Exercise brief: Using the listing below, copy every line that mentions "this".

Extracted material:
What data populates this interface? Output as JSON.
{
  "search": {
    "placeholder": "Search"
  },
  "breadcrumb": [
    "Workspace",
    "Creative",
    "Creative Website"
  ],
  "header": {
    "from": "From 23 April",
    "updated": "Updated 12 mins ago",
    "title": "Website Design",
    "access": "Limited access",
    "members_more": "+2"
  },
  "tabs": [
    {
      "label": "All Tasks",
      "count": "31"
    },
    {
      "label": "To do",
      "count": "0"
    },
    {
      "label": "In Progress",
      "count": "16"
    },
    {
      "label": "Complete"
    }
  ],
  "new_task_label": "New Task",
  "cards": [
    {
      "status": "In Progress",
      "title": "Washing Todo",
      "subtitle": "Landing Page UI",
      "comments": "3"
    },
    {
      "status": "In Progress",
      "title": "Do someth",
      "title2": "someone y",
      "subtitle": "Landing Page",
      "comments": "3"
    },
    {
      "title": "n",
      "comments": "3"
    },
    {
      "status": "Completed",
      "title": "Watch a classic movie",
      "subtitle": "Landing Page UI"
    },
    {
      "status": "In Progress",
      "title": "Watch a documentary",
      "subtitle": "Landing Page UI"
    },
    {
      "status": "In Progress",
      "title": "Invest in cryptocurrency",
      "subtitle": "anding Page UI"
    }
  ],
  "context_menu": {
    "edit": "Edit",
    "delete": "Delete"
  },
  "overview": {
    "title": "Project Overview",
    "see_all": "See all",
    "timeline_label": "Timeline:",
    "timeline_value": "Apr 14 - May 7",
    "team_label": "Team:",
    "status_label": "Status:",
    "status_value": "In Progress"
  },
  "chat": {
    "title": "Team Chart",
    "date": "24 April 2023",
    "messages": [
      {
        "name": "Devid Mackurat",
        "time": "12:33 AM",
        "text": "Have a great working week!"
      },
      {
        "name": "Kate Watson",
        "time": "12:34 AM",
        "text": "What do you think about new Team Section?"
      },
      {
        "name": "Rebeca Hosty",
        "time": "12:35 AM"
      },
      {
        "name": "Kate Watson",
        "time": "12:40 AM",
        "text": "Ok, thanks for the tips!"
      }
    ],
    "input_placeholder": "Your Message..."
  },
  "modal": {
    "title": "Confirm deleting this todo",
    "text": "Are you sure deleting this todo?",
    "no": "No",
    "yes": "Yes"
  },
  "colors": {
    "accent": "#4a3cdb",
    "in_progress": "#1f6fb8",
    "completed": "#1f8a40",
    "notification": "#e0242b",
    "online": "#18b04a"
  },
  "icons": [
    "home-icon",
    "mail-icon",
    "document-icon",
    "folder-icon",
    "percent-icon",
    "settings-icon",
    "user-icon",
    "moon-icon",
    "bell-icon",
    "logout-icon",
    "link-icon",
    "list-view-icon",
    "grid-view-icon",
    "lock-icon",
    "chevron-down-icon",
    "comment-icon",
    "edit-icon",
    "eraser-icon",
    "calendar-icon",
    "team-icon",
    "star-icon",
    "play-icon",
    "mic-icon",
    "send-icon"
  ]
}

Written response:
What data populates this interface? Output as JSON.
    "title": "Confirm deleting this todo",
    "text": "Are you sure deleting this todo?",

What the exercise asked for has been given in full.